(SUPPLIED INFORMATION)

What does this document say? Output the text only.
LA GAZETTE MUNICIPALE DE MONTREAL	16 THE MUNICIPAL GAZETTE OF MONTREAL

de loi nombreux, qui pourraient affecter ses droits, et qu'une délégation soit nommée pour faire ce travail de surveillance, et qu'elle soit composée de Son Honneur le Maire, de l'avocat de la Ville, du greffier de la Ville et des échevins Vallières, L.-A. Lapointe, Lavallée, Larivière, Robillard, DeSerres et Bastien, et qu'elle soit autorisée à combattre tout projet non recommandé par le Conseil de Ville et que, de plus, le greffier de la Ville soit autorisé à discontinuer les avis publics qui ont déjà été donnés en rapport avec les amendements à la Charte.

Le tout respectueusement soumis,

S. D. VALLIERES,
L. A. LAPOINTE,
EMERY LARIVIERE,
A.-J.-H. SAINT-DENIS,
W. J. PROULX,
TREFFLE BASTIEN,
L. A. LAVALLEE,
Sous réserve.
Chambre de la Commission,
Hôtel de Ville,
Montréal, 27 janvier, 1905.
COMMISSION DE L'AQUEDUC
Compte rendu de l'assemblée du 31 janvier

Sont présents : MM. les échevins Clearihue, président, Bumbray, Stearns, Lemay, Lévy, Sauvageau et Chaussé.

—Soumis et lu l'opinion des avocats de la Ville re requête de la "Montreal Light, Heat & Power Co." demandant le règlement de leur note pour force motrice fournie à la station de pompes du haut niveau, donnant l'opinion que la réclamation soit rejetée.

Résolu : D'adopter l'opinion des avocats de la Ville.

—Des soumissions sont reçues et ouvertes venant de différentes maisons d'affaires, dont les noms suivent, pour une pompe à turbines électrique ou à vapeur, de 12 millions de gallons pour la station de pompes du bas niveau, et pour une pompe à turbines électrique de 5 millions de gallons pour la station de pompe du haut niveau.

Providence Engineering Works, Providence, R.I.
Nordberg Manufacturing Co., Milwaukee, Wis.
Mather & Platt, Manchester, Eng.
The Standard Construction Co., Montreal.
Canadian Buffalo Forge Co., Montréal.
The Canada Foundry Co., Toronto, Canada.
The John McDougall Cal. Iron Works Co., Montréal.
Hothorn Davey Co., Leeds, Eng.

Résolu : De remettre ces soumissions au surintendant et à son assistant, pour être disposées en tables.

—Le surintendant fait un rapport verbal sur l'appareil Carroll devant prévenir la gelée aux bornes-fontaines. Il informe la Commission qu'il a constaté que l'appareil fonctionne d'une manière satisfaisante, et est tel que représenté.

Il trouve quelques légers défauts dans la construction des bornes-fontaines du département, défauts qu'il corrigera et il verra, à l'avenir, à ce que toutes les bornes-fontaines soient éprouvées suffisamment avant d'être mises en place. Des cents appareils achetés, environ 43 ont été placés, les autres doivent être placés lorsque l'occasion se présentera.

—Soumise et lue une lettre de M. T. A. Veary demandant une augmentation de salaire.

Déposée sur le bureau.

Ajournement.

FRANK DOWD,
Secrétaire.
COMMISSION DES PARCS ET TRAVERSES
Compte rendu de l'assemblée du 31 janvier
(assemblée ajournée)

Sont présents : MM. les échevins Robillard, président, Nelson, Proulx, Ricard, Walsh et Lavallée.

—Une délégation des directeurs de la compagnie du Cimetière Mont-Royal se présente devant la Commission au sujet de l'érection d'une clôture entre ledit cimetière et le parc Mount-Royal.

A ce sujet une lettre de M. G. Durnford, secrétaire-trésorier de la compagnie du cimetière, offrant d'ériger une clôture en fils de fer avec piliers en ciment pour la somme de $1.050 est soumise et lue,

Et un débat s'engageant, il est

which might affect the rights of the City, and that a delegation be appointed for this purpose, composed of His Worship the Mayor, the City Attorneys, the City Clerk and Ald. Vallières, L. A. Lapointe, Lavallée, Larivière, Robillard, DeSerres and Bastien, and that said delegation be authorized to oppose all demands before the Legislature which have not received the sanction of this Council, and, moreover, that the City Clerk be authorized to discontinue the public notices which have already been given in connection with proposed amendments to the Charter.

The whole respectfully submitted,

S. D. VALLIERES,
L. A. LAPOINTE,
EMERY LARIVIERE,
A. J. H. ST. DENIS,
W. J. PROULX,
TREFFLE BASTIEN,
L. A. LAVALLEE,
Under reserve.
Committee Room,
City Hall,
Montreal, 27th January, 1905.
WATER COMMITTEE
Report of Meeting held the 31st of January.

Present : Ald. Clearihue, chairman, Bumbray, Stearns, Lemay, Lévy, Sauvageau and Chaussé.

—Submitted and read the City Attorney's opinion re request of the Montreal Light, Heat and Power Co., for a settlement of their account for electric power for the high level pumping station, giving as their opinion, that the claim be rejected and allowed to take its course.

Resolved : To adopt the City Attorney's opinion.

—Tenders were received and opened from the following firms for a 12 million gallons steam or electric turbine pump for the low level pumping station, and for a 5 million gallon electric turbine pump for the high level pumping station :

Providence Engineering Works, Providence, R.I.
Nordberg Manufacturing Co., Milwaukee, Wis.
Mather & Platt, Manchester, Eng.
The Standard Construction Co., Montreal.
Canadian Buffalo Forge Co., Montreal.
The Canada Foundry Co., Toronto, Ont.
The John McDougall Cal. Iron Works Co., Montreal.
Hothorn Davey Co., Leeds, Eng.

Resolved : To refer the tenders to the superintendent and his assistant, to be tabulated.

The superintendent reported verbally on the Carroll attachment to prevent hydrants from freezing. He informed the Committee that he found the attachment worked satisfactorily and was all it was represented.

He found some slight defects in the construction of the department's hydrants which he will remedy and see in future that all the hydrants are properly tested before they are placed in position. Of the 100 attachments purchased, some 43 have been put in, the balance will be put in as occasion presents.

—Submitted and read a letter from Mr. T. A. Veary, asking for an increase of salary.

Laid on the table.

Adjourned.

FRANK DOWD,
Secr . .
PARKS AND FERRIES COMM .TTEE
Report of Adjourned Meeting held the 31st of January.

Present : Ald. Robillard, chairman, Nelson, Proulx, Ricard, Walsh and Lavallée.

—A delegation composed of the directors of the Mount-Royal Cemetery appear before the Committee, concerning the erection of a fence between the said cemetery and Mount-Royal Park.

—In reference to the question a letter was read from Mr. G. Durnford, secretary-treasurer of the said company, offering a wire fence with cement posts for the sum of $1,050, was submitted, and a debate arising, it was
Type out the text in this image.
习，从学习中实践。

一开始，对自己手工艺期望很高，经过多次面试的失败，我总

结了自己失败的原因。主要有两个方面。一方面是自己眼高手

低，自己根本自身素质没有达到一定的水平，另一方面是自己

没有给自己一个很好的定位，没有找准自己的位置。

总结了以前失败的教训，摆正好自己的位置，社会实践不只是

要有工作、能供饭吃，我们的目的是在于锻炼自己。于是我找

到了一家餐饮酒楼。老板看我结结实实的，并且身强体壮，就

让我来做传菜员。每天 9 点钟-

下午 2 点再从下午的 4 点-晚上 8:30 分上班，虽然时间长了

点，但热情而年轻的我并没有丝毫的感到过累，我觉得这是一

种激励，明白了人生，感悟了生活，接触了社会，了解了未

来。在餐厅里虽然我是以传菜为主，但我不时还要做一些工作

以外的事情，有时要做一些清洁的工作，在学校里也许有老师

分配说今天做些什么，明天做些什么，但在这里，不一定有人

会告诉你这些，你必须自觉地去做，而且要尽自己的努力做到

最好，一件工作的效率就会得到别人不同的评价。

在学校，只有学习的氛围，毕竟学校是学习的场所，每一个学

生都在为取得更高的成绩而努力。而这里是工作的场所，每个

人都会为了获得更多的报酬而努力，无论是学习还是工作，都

(WHAT YOU NEED TO DO) Return the whole listing exactly, with every line included.

(RESPONSE)
What does this document say? Output the text only.
LA GAZETTE MUNICIPALE DE MONTREAL	16 THE MUNICIPAL GAZETTE OF MONTREAL

de loi nombreux, qui pourraient affecter ses droits, et qu'une délégation soit nommée pour faire ce travail de surveillance, et qu'elle soit composée de Son Honneur le Maire, de l'avocat de la Ville, du greffier de la Ville et des échevins Vallières, L.-A. Lapointe, Lavallée, Larivière, Robillard, DeSerres et Bastien, et qu'elle soit autorisée à combattre tout projet non recommandé par le Conseil de Ville et que, de plus, le greffier de la Ville soit autorisé à discontinuer les avis publics qui ont déjà été donnés en rapport avec les amendements à la Charte.

Le tout respectueusement soumis,

S. D. VALLIERES,
L. A. LAPOINTE,
EMERY LARIVIERE,
A.-J.-H. SAINT-DENIS,
W. J. PROULX,
TREFFLE BASTIEN,
L. A. LAVALLEE,
Sous réserve.
Chambre de la Commission,
Hôtel de Ville,
Montréal, 27 janvier, 1905.
COMMISSION DE L'AQUEDUC
Compte rendu de l'assemblée du 31 janvier

Sont présents : MM. les échevins Clearihue, président, Bumbray, Stearns, Lemay, Lévy, Sauvageau et Chaussé.

—Soumis et lu l'opinion des avocats de la Ville re requête de la "Montreal Light, Heat & Power Co." demandant le règlement de leur note pour force motrice fournie à la station de pompes du haut niveau, donnant l'opinion que la réclamation soit rejetée.

Résolu : D'adopter l'opinion des avocats de la Ville.

—Des soumissions sont reçues et ouvertes venant de différentes maisons d'affaires, dont les noms suivent, pour une pompe à turbines électrique ou à vapeur, de 12 millions de gallons pour la station de pompes du bas niveau, et pour une pompe à turbines électrique de 5 millions de gallons pour la station de pompe du haut niveau.

Providence Engineering Works, Providence, R.I.
Nordberg Manufacturing Co., Milwaukee, Wis.
Mather & Platt, Manchester, Eng.
The Standard Construction Co., Montreal.
Canadian Buffalo Forge Co., Montréal.
The Canada Foundry Co., Toronto, Canada.
The John McDougall Cal. Iron Works Co., Montréal.
Hothorn Davey Co., Leeds, Eng.

Résolu : De remettre ces soumissions au surintendant et à son assistant, pour être disposées en tables.

—Le surintendant fait un rapport verbal sur l'appareil Carroll devant prévenir la gelée aux bornes-fontaines. Il informe la Commission qu'il a constaté que l'appareil fonctionne d'une manière satisfaisante, et est tel que représenté.

Il trouve quelques légers défauts dans la construction des bornes-fontaines du département, défauts qu'il corrigera et il verra, à l'avenir, à ce que toutes les bornes-fontaines soient éprouvées suffisamment avant d'être mises en place. Des cents appareils achetés, environ 43 ont été placés, les autres doivent être placés lorsque l'occasion se présentera.

—Soumise et lue une lettre de M. T. A. Veary demandant une augmentation de salaire.

Déposée sur le bureau.

Ajournement.

FRANK DOWD,
Secrétaire.
COMMISSION DES PARCS ET TRAVERSES
Compte rendu de l'assemblée du 31 janvier
(assemblée ajournée)

Sont présents : MM. les échevins Robillard, président, Nelson, Proulx, Ricard, Walsh et Lavallée.

—Une délégation des directeurs de la compagnie du Cimetière Mont-Royal se présente devant la Commission au sujet de l'érection d'une clôture entre ledit cimetière et le parc Mount-Royal.

A ce sujet une lettre de M. G. Durnford, secrétaire-trésorier de la compagnie du cimetière, offrant d'ériger une clôture en fils de fer avec piliers en ciment pour la somme de $1.050 est soumise et lue,

Et un débat s'engageant, il est

which might affect the rights of the City, and that a delegation be appointed for this purpose, composed of His Worship the Mayor, the City Attorneys, the City Clerk and Ald. Vallières, L. A. Lapointe, Lavallée, Larivière, Robillard, DeSerres and Bastien, and that said delegation be authorized to oppose all demands before the Legislature which have not received the sanction of this Council, and, moreover, that the City Clerk be authorized to discontinue the public notices which have already been given in connection with proposed amendments to the Charter.

The whole respectfully submitted,

S. D. VALLIERES,
L. A. LAPOINTE,
EMERY LARIVIERE,
A. J. H. ST. DENIS,
W. J. PROULX,
TREFFLE BASTIEN,
L. A. LAVALLEE,
Under reserve.
Committee Room,
City Hall,
Montreal, 27th January, 1905.
WATER COMMITTEE
Report of Meeting held the 31st of January.

Present : Ald. Clearihue, chairman, Bumbray, Stearns, Lemay, Lévy, Sauvageau and Chaussé.

—Submitted and read the City Attorney's opinion re request of the Montreal Light, Heat and Power Co., for a settlement of their account for electric power for the high level pumping station, giving as their opinion, that the claim be rejected and allowed to take its course.

Resolved : To adopt the City Attorney's opinion.

—Tenders were received and opened from the following firms for a 12 million gallons steam or electric turbine pump for the low level pumping station, and for a 5 million gallon electric turbine pump for the high level pumping station :

Providence Engineering Works, Providence, R.I.
Nordberg Manufacturing Co., Milwaukee, Wis.
Mather & Platt, Manchester, Eng.
The Standard Construction Co., Montreal.
Canadian Buffalo Forge Co., Montreal.
The Canada Foundry Co., Toronto, Ont.
The John McDougall Cal. Iron Works Co., Montreal.
Hothorn Davey Co., Leeds, Eng.

Resolved : To refer the tenders to the superintendent and his assistant, to be tabulated.

The superintendent reported verbally on the Carroll attachment to prevent hydrants from freezing. He informed the Committee that he found the attachment worked satisfactorily and was all it was represented.

He found some slight defects in the construction of the department's hydrants which he will remedy and see in future that all the hydrants are properly tested before they are placed in position. Of the 100 attachments purchased, some 43 have been put in, the balance will be put in as occasion presents.

—Submitted and read a letter from Mr. T. A. Veary, asking for an increase of salary.

Laid on the table.

Adjourned.

FRANK DOWD,
Secr . .
PARKS AND FERRIES COMM .TTEE
Report of Adjourned Meeting held the 31st of January.

Present : Ald. Robillard, chairman, Nelson, Proulx, Ricard, Walsh and Lavallée.

—A delegation composed of the directors of the Mount-Royal Cemetery appear before the Committee, concerning the erection of a fence between the said cemetery and Mount-Royal Park.

—In reference to the question a letter was read from Mr. G. Durnford, secretary-treasurer of the said company, offering a wire fence with cement posts for the sum of $1,050, was submitted, and a debate arising, it was
Type out the text in this image.
习，从学习中实践。

一开始，对自己手工艺期望很高，经过多次面试的失败，我总

结了自己失败的原因。主要有两个方面。一方面是自己眼高手

低，自己根本自身素质没有达到一定的水平，另一方面是自己

没有给自己一个很好的定位，没有找准自己的位置。

总结了以前失败的教训，摆正好自己的位置，社会实践不只是

要有工作、能供饭吃，我们的目的是在于锻炼自己。于是我找

到了一家餐饮酒楼。老板看我结结实实的，并且身强体壮，就

让我来做传菜员。每天 9 点钟-

下午 2 点再从下午的 4 点-晚上 8:30 分上班，虽然时间长了

点，但热情而年轻的我并没有丝毫的感到过累，我觉得这是一

种激励，明白了人生，感悟了生活，接触了社会，了解了未

来。在餐厅里虽然我是以传菜为主，但我不时还要做一些工作

以外的事情，有时要做一些清洁的工作，在学校里也许有老师

分配说今天做些什么，明天做些什么，但在这里，不一定有人

会告诉你这些，你必须自觉地去做，而且要尽自己的努力做到

最好，一件工作的效率就会得到别人不同的评价。

在学校，只有学习的氛围，毕竟学校是学习的场所，每一个学

生都在为取得更高的成绩而努力。而这里是工作的场所，每个

人都会为了获得更多的报酬而努力，无论是学习还是工作，都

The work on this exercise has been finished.